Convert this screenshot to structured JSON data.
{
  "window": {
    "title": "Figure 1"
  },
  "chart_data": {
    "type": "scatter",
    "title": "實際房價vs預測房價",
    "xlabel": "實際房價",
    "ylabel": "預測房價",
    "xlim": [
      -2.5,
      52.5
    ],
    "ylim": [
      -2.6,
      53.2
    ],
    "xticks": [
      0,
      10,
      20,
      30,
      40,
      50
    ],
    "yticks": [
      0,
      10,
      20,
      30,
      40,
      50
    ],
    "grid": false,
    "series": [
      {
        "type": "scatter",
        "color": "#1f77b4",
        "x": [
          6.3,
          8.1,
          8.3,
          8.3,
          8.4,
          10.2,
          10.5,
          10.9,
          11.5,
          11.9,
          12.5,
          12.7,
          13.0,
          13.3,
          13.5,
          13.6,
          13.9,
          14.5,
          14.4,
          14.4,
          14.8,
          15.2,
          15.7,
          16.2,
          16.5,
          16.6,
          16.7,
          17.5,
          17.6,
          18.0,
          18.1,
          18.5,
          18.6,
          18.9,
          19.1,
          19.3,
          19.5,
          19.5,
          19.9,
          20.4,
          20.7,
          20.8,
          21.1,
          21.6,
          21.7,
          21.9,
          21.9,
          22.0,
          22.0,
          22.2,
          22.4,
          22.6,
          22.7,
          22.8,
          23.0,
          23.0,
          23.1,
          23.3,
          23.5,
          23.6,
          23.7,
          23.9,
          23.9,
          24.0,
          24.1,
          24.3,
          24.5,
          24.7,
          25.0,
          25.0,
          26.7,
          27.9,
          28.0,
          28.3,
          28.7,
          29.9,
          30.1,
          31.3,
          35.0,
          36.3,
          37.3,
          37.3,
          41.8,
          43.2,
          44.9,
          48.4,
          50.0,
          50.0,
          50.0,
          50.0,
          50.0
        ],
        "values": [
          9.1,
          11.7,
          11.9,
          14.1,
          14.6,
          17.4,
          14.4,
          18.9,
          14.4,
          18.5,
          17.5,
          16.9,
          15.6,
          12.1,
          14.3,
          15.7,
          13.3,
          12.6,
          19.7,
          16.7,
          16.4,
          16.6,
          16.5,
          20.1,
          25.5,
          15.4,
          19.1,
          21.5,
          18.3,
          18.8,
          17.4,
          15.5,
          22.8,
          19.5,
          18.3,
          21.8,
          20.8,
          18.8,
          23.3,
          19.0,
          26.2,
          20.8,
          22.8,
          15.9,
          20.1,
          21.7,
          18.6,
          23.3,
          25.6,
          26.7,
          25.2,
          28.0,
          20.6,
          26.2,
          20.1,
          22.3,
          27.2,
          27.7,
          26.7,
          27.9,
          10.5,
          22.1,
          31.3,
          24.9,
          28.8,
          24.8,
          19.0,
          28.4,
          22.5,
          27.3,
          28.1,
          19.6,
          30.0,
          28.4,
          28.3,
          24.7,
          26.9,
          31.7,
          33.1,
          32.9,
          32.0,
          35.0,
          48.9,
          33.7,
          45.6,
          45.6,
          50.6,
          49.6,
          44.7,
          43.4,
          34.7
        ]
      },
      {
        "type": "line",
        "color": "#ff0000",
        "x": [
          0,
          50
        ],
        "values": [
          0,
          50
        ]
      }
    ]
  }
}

====================

The records above should be repeated in full, exactly as given.

Response to the task —
Convert this screenshot to structured JSON data.
{
  "window": {
    "title": "Figure 1"
  },
  "chart_data": {
    "type": "scatter",
    "title": "實際房價vs預測房價",
    "xlabel": "實際房價",
    "ylabel": "預測房價",
    "xlim": [
      -2.5,
      52.5
    ],
    "ylim": [
      -2.6,
      53.2
    ],
    "xticks": [
      0,
      10,
      20,
      30,
      40,
      50
    ],
    "yticks": [
      0,
      10,
      20,
      30,
      40,
      50
    ],
    "grid": false,
    "series": [
      {
        "type": "scatter",
        "color": "#1f77b4",
        "x": [
          6.3,
          8.1,
          8.3,
          8.3,
          8.4,
          10.2,
          10.5,
          10.9,
          11.5,
          11.9,
          12.5,
          12.7,
          13.0,
          13.3,
          13.5,
          13.6,
          13.9,
          14.5,
          14.4,
          14.4,
          14.8,
          15.2,
          15.7,
          16.2,
          16.5,
          16.6,
          16.7,
          17.5,
          17.6,
          18.0,
          18.1,
          18.5,
          18.6,
          18.9,
          19.1,
          19.3,
          19.5,
          19.5,
          19.9,
          20.4,
          20.7,
          20.8,
          21.1,
          21.6,
          21.7,
          21.9,
          21.9,
          22.0,
          22.0,
          22.2,
          22.4,
          22.6,
          22.7,
          22.8,
          23.0,
          23.0,
          23.1,
          23.3,
          23.5,
          23.6,
          23.7,
          23.9,
          23.9,
          24.0,
          24.1,
          24.3,
          24.5,
          24.7,
          25.0,
          25.0,
          26.7,
          27.9,
          28.0,
          28.3,
          28.7,
          29.9,
          30.1,
          31.3,
          35.0,
          36.3,
          37.3,
          37.3,
          41.8,
          43.2,
          44.9,
          48.4,
          50.0,
          50.0,
          50.0,
          50.0,
          50.0
        ],
        "values": [
          9.1,
          11.7,
          11.9,
          14.1,
          14.6,
          17.4,
          14.4,
          18.9,
          14.4,
          18.5,
          17.5,
          16.9,
          15.6,
          12.1,
          14.3,
          15.7,
          13.3,
          12.6,
          19.7,
          16.7,
          16.4,
          16.6,
          16.5,
          20.1,
          25.5,
          15.4,
          19.1,
          21.5,
          18.3,
          18.8,
          17.4,
          15.5,
          22.8,
          19.5,
          18.3,
          21.8,
          20.8,
          18.8,
          23.3,
          19.0,
          26.2,
          20.8,
          22.8,
          15.9,
          20.1,
          21.7,
          18.6,
          23.3,
          25.6,
          26.7,
          25.2,
          28.0,
          20.6,
          26.2,
          20.1,
          22.3,
          27.2,
          27.7,
          26.7,
          27.9,
          10.5,
          22.1,
          31.3,
          24.9,
          28.8,
          24.8,
          19.0,
          28.4,
          22.5,
          27.3,
          28.1,
          19.6,
          30.0,
          28.4,
          28.3,
          24.7,
          26.9,
          31.7,
          33.1,
          32.9,
          32.0,
          35.0,
          48.9,
          33.7,
          45.6,
          45.6,
          50.6,
          49.6,
          44.7,
          43.4,
          34.7
        ]
      },
      {
        "type": "line",
        "color": "#ff0000",
        "x": [
          0,
          50
        ],
        "values": [
          0,
          50
        ]
      }
    ]
  }
}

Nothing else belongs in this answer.